### Problem statement
From the listing below, pull out every line where the string "subtitle" appears.

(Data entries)

==================================================

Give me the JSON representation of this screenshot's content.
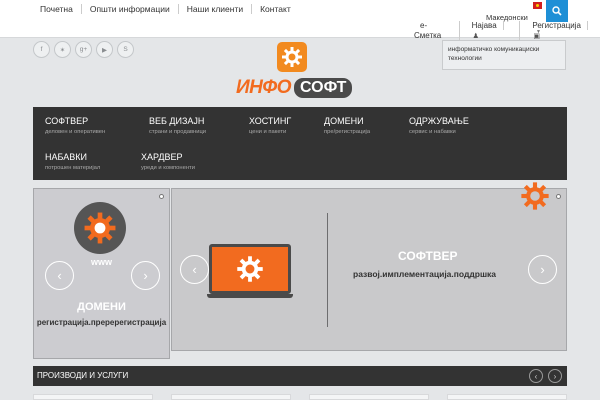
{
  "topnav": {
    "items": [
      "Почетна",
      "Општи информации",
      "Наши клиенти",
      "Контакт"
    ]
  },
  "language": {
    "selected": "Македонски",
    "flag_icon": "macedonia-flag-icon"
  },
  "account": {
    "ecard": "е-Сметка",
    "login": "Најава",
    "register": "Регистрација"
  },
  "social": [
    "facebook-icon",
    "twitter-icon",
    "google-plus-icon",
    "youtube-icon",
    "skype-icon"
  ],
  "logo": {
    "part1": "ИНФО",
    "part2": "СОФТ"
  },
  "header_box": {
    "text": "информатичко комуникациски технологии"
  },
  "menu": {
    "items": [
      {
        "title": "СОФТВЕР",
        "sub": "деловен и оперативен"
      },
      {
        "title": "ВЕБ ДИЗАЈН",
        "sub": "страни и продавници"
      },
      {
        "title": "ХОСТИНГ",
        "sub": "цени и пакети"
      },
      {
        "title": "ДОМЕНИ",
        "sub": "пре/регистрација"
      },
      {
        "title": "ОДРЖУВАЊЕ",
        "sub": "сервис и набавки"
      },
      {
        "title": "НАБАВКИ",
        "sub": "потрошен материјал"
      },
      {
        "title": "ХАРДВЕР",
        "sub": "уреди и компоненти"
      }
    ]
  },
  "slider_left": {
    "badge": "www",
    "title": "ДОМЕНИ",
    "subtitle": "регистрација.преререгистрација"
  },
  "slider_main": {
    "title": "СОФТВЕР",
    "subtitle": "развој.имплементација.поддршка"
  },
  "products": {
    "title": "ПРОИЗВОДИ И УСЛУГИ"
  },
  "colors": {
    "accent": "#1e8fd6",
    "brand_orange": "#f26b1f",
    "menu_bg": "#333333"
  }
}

==================================================

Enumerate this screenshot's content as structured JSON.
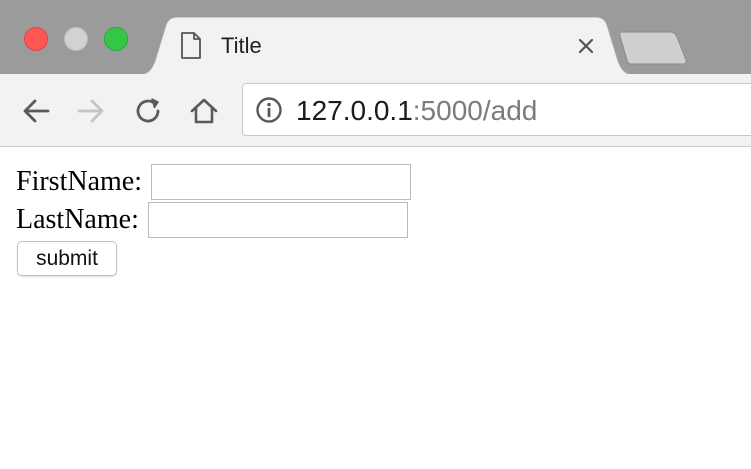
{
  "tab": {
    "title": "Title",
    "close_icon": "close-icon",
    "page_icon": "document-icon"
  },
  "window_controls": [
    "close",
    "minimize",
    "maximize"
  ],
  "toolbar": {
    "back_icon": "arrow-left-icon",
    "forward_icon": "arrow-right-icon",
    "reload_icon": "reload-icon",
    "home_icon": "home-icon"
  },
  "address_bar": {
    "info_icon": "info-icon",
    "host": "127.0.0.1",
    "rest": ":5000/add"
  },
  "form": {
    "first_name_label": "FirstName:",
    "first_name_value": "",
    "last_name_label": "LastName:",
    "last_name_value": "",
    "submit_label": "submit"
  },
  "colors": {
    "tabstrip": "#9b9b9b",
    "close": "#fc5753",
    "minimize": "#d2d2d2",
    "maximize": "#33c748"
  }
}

==================================================

### Output below
    "subtitle": "регистрација.преререгистрација"
    "subtitle": "развој.имплементација.поддршка"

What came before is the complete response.